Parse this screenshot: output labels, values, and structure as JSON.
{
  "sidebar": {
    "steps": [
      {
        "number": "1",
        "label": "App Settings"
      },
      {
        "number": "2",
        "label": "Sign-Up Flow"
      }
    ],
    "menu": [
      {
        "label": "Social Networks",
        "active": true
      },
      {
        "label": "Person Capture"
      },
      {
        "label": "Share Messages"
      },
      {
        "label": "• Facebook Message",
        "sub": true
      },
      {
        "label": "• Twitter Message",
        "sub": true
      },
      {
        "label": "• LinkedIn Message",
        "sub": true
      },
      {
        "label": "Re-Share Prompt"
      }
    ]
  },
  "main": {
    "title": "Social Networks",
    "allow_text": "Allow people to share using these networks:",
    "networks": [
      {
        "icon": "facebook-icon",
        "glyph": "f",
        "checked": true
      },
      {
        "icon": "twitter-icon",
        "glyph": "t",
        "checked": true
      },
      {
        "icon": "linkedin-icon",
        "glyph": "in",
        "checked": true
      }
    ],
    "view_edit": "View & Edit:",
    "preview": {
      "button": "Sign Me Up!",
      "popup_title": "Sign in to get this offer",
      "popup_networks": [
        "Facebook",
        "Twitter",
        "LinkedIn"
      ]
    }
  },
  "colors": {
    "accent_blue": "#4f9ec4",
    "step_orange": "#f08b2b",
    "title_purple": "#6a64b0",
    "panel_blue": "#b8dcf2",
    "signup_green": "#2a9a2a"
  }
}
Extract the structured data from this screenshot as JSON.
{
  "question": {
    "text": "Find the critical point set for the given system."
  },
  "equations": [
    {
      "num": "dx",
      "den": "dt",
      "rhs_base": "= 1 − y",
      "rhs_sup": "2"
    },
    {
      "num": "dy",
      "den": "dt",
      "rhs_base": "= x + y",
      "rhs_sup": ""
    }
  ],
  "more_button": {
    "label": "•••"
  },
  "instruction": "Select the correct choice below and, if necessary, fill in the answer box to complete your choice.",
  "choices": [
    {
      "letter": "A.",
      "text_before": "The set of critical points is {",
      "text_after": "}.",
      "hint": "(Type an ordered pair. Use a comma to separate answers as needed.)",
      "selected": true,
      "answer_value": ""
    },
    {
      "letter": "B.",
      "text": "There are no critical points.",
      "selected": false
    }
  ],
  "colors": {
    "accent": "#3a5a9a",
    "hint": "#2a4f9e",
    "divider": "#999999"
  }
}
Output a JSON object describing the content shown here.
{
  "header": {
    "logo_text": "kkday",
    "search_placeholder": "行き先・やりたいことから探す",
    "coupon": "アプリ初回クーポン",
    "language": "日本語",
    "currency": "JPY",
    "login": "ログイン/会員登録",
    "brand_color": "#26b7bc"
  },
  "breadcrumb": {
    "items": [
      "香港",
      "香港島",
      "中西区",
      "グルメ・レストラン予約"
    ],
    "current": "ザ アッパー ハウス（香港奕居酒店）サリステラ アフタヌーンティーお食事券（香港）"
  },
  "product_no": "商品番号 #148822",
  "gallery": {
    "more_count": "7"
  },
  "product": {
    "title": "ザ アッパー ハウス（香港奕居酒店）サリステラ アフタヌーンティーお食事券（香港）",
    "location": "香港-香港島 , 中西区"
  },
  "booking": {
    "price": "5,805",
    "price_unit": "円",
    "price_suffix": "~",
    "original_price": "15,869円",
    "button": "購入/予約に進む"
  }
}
********************
- **EXERCISE BRIEF**
Provide solely the number of lines in the data that include the word "サリステラ".

- **EXERCISE RESPONSE**
2